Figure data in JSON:
----------------------------------------

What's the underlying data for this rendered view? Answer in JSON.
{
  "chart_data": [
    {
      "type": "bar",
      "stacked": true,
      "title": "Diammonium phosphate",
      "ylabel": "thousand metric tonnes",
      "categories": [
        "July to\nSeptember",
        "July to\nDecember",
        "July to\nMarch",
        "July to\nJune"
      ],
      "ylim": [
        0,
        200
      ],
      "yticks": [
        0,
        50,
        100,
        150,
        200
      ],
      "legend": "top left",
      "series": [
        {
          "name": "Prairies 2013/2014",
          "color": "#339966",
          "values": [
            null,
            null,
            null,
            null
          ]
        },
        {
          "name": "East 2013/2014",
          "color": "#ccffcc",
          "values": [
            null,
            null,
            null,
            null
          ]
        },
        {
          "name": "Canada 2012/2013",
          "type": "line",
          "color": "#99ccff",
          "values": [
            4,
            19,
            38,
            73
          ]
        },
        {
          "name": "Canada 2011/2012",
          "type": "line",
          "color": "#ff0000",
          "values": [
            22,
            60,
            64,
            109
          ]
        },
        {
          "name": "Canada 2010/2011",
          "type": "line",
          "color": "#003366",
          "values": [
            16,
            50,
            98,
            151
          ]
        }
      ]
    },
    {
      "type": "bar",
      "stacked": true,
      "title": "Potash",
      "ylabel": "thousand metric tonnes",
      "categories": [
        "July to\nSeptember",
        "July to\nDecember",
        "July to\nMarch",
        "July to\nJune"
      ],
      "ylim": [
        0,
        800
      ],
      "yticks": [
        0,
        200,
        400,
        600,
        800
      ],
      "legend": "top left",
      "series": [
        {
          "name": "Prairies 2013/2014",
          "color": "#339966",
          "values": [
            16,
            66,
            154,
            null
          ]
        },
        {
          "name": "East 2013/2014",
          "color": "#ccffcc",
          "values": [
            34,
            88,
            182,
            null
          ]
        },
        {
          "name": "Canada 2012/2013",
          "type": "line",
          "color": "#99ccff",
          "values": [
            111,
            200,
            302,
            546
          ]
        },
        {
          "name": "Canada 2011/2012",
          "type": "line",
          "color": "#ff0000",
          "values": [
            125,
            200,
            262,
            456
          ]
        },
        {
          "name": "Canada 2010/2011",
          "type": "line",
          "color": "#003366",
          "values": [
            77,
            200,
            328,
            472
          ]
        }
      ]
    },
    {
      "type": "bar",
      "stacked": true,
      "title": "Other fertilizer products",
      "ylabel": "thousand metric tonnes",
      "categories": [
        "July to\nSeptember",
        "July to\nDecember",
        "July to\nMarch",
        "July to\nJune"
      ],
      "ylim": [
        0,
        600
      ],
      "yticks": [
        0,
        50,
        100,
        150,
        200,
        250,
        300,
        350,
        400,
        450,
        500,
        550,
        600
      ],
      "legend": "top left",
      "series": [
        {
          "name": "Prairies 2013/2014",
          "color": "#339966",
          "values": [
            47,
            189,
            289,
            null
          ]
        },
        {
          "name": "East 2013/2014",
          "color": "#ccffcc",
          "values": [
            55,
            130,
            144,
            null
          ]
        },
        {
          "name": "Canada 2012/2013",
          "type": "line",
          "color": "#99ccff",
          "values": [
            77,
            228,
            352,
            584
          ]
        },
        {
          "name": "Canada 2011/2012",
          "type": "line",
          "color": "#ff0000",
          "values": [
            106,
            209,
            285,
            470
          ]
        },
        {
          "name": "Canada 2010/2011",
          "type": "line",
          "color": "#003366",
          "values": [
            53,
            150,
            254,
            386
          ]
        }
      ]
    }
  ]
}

----------------------------------------

- **EXERCISE OBJECTIVE**: All of the data needs to be printed once more, exactly.

- **SOLUTION FOR THIS TASK**:
What's the underlying data for this rendered view? Answer in JSON.
{
  "chart_data": [
    {
      "type": "bar",
      "stacked": true,
      "title": "Diammonium phosphate",
      "ylabel": "thousand metric tonnes",
      "categories": [
        "July to\nSeptember",
        "July to\nDecember",
        "July to\nMarch",
        "July to\nJune"
      ],
      "ylim": [
        0,
        200
      ],
      "yticks": [
        0,
        50,
        100,
        150,
        200
      ],
      "legend": "top left",
      "series": [
        {
          "name": "Prairies 2013/2014",
          "color": "#339966",
          "values": [
            null,
            null,
            null,
            null
          ]
        },
        {
          "name": "East 2013/2014",
          "color": "#ccffcc",
          "values": [
            null,
            null,
            null,
            null
          ]
        },
        {
          "name": "Canada 2012/2013",
          "type": "line",
          "color": "#99ccff",
          "values": [
            4,
            19,
            38,
            73
          ]
        },
        {
          "name": "Canada 2011/2012",
          "type": "line",
          "color": "#ff0000",
          "values": [
            22,
            60,
            64,
            109
          ]
        },
        {
          "name": "Canada 2010/2011",
          "type": "line",
          "color": "#003366",
          "values": [
            16,
            50,
            98,
            151
          ]
        }
      ]
    },
    {
      "type": "bar",
      "stacked": true,
      "title": "Potash",
      "ylabel": "thousand metric tonnes",
      "categories": [
        "July to\nSeptember",
        "July to\nDecember",
        "July to\nMarch",
        "July to\nJune"
      ],
      "ylim": [
        0,
        800
      ],
      "yticks": [
        0,
        200,
        400,
        600,
        800
      ],
      "legend": "top left",
      "series": [
        {
          "name": "Prairies 2013/2014",
          "color": "#339966",
          "values": [
            16,
            66,
            154,
            null
          ]
        },
        {
          "name": "East 2013/2014",
          "color": "#ccffcc",
          "values": [
            34,
            88,
            182,
            null
          ]
        },
        {
          "name": "Canada 2012/2013",
          "type": "line",
          "color": "#99ccff",
          "values": [
            111,
            200,
            302,
            546
          ]
        },
        {
          "name": "Canada 2011/2012",
          "type": "line",
          "color": "#ff0000",
          "values": [
            125,
            200,
            262,
            456
          ]
        },
        {
          "name": "Canada 2010/2011",
          "type": "line",
          "color": "#003366",
          "values": [
            77,
            200,
            328,
            472
          ]
        }
      ]
    },
    {
      "type": "bar",
      "stacked": true,
      "title": "Other fertilizer products",
      "ylabel": "thousand metric tonnes",
      "categories": [
        "July to\nSeptember",
        "July to\nDecember",
        "July to\nMarch",
        "July to\nJune"
      ],
      "ylim": [
        0,
        600
      ],
      "yticks": [
        0,
        50,
        100,
        150,
        200,
        250,
        300,
        350,
        400,
        450,
        500,
        550,
        600
      ],
      "legend": "top left",
      "series": [
        {
          "name": "Prairies 2013/2014",
          "color": "#339966",
          "values": [
            47,
            189,
            289,
            null
          ]
        },
        {
          "name": "East 2013/2014",
          "color": "#ccffcc",
          "values": [
            55,
            130,
            144,
            null
          ]
        },
        {
          "name": "Canada 2012/2013",
          "type": "line",
          "color": "#99ccff",
          "values": [
            77,
            228,
            352,
            584
          ]
        },
        {
          "name": "Canada 2011/2012",
          "type": "line",
          "color": "#ff0000",
          "values": [
            106,
            209,
            285,
            470
          ]
        },
        {
          "name": "Canada 2010/2011",
          "type": "line",
          "color": "#003366",
          "values": [
            53,
            150,
            254,
            386
          ]
        }
      ]
    }
  ]
}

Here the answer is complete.